#### Job
Output every line of the listing below word for word, leaving out the pictures.

(Layout records)
----

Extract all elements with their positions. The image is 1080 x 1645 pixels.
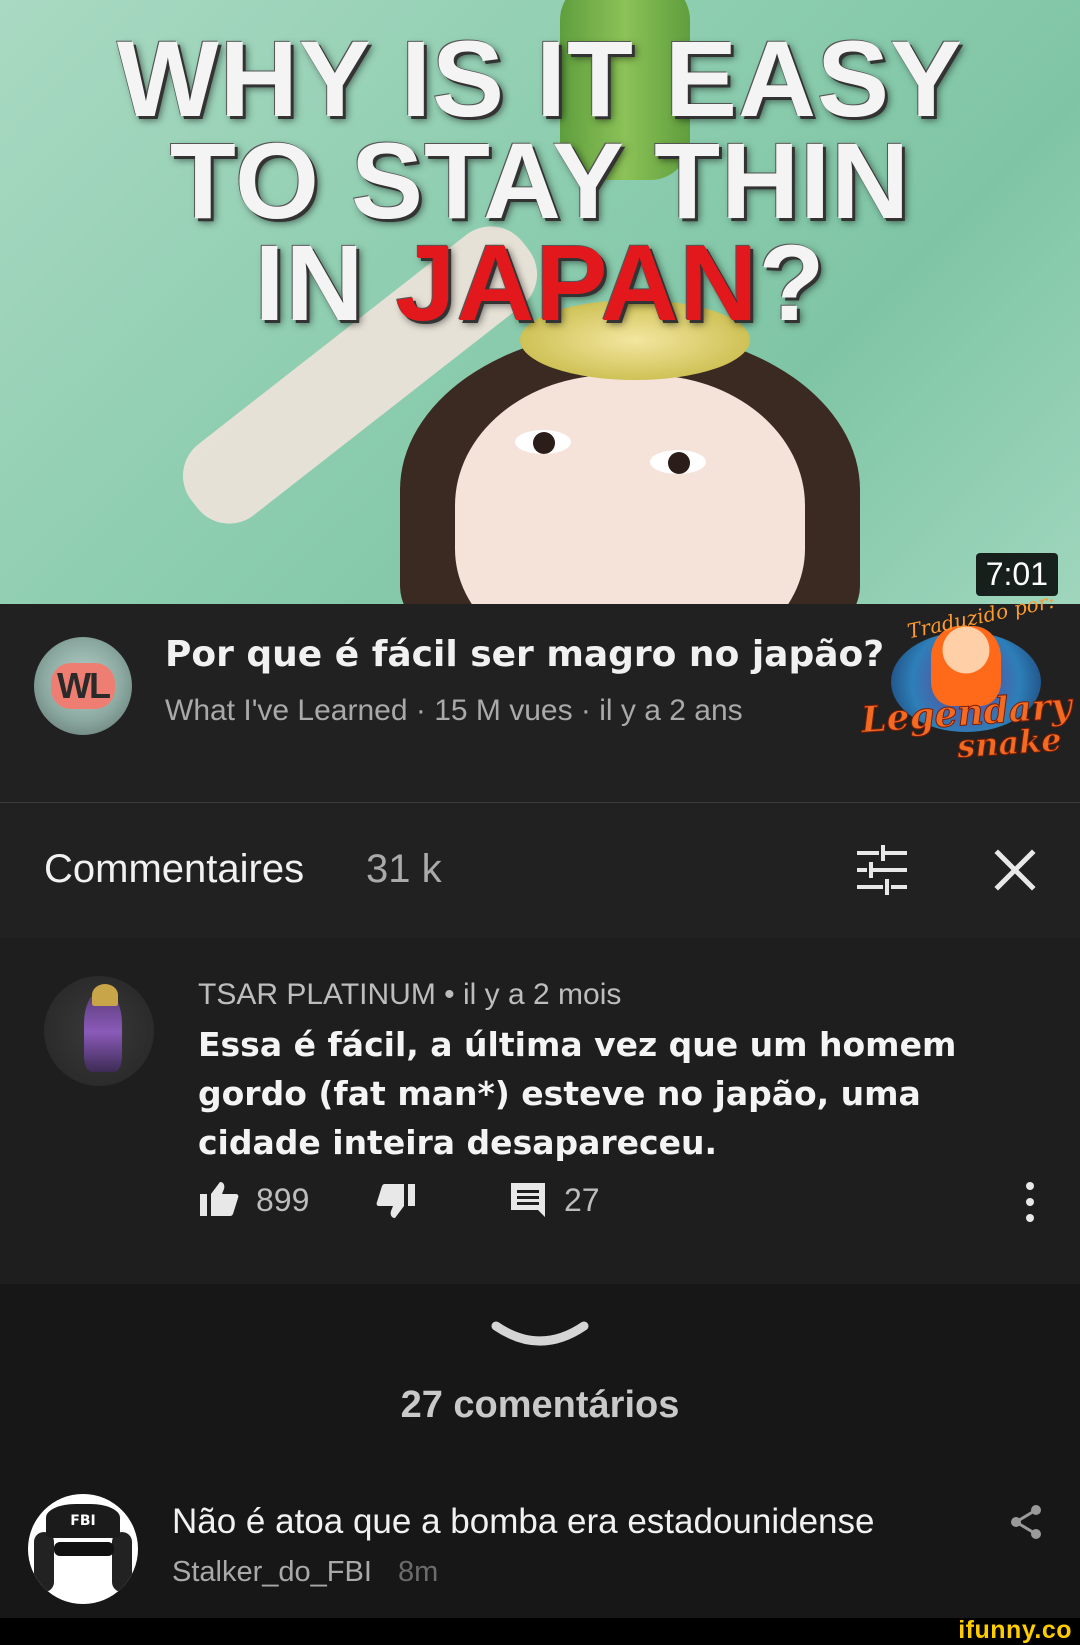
- video-info: WL Por que é fácil ser magro no japão? W…: [0, 589, 1080, 802]
- thumbs-down-icon: [376, 1184, 415, 1218]
- replies-section: 27 comentários FBI Não é atoa que a bomb…: [0, 1284, 1080, 1618]
- thumbnail-eye-left: [515, 430, 571, 454]
- like-count: 899: [256, 1181, 310, 1218]
- close-icon[interactable]: [990, 845, 1040, 895]
- comments-header: Commentaires 31 k: [0, 803, 1080, 938]
- ifunny-watermark: ifunny.co: [958, 1616, 1072, 1644]
- replies-count-label[interactable]: 27 comentários: [0, 1384, 1080, 1427]
- headline-in: IN: [254, 222, 396, 343]
- thumbnail-headline: WHY IS IT EASY TO STAY THIN IN JAPAN?: [0, 18, 1080, 337]
- headline-question: ?: [758, 222, 826, 343]
- thumbnail-face: [455, 375, 805, 604]
- headline-line-1: WHY IS IT EASY: [116, 18, 964, 139]
- avatar-sunglasses: [54, 1542, 114, 1556]
- video-thumbnail[interactable]: WHY IS IT EASY TO STAY THIN IN JAPAN? 7:…: [0, 0, 1080, 604]
- sort-filter-icon[interactable]: [855, 843, 909, 897]
- chevron-down-icon[interactable]: [490, 1316, 590, 1356]
- watermark-word-2: snake: [955, 720, 1063, 766]
- thumbnail-eye-right: [650, 450, 706, 474]
- translator-watermark: Traduzido por: Legendary snake: [859, 589, 1073, 766]
- commenter-avatar[interactable]: [44, 976, 154, 1086]
- more-vert-icon[interactable]: [1018, 1178, 1042, 1226]
- channel-avatar-text: WL: [51, 663, 115, 709]
- avatar-hair-left: [34, 1532, 54, 1592]
- comment-text: Essa é fácil, a última vez que um homem …: [198, 1025, 957, 1162]
- comments-count: 31 k: [366, 847, 442, 891]
- reply-count: 27: [564, 1181, 600, 1218]
- reply-timestamp: 8m: [398, 1556, 439, 1588]
- video-title[interactable]: Por que é fácil ser magro no japão?: [165, 634, 884, 675]
- headline-line-2: TO STAY THIN: [169, 120, 911, 241]
- dislike-button[interactable]: [375, 1180, 417, 1220]
- bottom-bar: ifunny.co: [0, 1616, 1080, 1645]
- comment-bubble-icon: [511, 1183, 545, 1217]
- reply-text: Não é atoa que a bomba era estadounidens…: [172, 1502, 875, 1541]
- video-meta: What I've Learned · 15 M vues · il y a 2…: [165, 694, 743, 727]
- reply-button[interactable]: 27: [508, 1180, 600, 1220]
- comments-title: Commentaires: [44, 847, 305, 891]
- reply-avatar[interactable]: FBI: [28, 1494, 138, 1604]
- avatar-hat: [92, 984, 118, 1006]
- share-icon[interactable]: [1006, 1502, 1046, 1542]
- headline-line-3: IN JAPAN?: [0, 229, 1080, 337]
- headline-japan: JAPAN: [395, 222, 759, 343]
- avatar-hair-right: [112, 1532, 132, 1592]
- top-comment: TSAR PLATINUM • il y a 2 mois Essa é fác…: [0, 938, 1080, 1284]
- comment-author-line[interactable]: TSAR PLATINUM • il y a 2 mois: [198, 978, 621, 1012]
- like-button[interactable]: 899: [198, 1180, 309, 1220]
- reply-username[interactable]: Stalker_do_FBI: [172, 1556, 372, 1589]
- avatar-cap: FBI: [46, 1504, 120, 1538]
- thumbs-up-icon: [200, 1182, 239, 1216]
- channel-avatar[interactable]: WL: [34, 637, 132, 735]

----

#### Task answer
Extract all elements with their positions. The image is 1080 x 1645 pixels.
- video-info: WL Por que é fácil ser magro no japão? W…: [0, 589, 1080, 802]
- thumbs-down-icon: [376, 1184, 415, 1218]
- replies-section: 27 comentários FBI Não é atoa que a bomb…: [0, 1284, 1080, 1618]
- thumbnail-eye-left: [515, 430, 571, 454]
- like-count: 899: [256, 1181, 310, 1218]
- close-icon[interactable]: [990, 845, 1040, 895]
- comments-header: Commentaires 31 k: [0, 803, 1080, 938]
- ifunny-watermark: ifunny.co: [958, 1616, 1072, 1644]
- replies-count-label[interactable]: 27 comentários: [0, 1384, 1080, 1427]
- headline-in: IN: [254, 222, 396, 343]
- thumbnail-headline: WHY IS IT EASY TO STAY THIN IN JAPAN?: [0, 18, 1080, 337]
- headline-question: ?: [758, 222, 826, 343]
- thumbnail-face: [455, 375, 805, 604]
- headline-line-1: WHY IS IT EASY: [116, 18, 964, 139]
- avatar-sunglasses: [54, 1542, 114, 1556]
- video-thumbnail[interactable]: WHY IS IT EASY TO STAY THIN IN JAPAN? 7:…: [0, 0, 1080, 604]
- sort-filter-icon[interactable]: [855, 843, 909, 897]
- chevron-down-icon[interactable]: [490, 1316, 590, 1356]
- watermark-word-2: snake: [955, 720, 1063, 766]
- thumbnail-eye-right: [650, 450, 706, 474]
- translator-watermark: Traduzido por: Legendary snake: [859, 589, 1073, 766]
- commenter-avatar[interactable]: [44, 976, 154, 1086]
- more-vert-icon[interactable]: [1018, 1178, 1042, 1226]
- channel-avatar-text: WL: [51, 663, 115, 709]
- avatar-hair-left: [34, 1532, 54, 1592]
- comment-text: Essa é fácil, a última vez que um homem …: [198, 1025, 957, 1162]
- comments-count: 31 k: [366, 847, 442, 891]
- reply-count: 27: [564, 1181, 600, 1218]
- reply-timestamp: 8m: [398, 1556, 439, 1588]
- video-title[interactable]: Por que é fácil ser magro no japão?: [165, 634, 884, 675]
- headline-line-2: TO STAY THIN: [169, 120, 911, 241]
- dislike-button[interactable]: [375, 1180, 417, 1220]
- bottom-bar: ifunny.co: [0, 1616, 1080, 1645]
- comment-bubble-icon: [511, 1183, 545, 1217]
- reply-text: Não é atoa que a bomba era estadounidens…: [172, 1502, 875, 1541]
- video-meta: What I've Learned · 15 M vues · il y a 2…: [165, 694, 743, 727]
- reply-button[interactable]: 27: [508, 1180, 600, 1220]
- comments-title: Commentaires: [44, 847, 305, 891]
- reply-avatar[interactable]: FBI: [28, 1494, 138, 1604]
- avatar-hat: [92, 984, 118, 1006]
- share-icon[interactable]: [1006, 1502, 1046, 1542]
- headline-line-3: IN JAPAN?: [0, 229, 1080, 337]
- headline-japan: JAPAN: [395, 222, 759, 343]
- avatar-hair-right: [112, 1532, 132, 1592]
- top-comment: TSAR PLATINUM • il y a 2 mois Essa é fác…: [0, 938, 1080, 1284]
- comment-author-line[interactable]: TSAR PLATINUM • il y a 2 mois: [198, 978, 621, 1012]
- like-button[interactable]: 899: [198, 1180, 309, 1220]
- reply-username[interactable]: Stalker_do_FBI: [172, 1556, 372, 1589]
- avatar-cap: FBI: [46, 1504, 120, 1538]
- thumbs-up-icon: [200, 1182, 239, 1216]
- channel-avatar[interactable]: WL: [34, 637, 132, 735]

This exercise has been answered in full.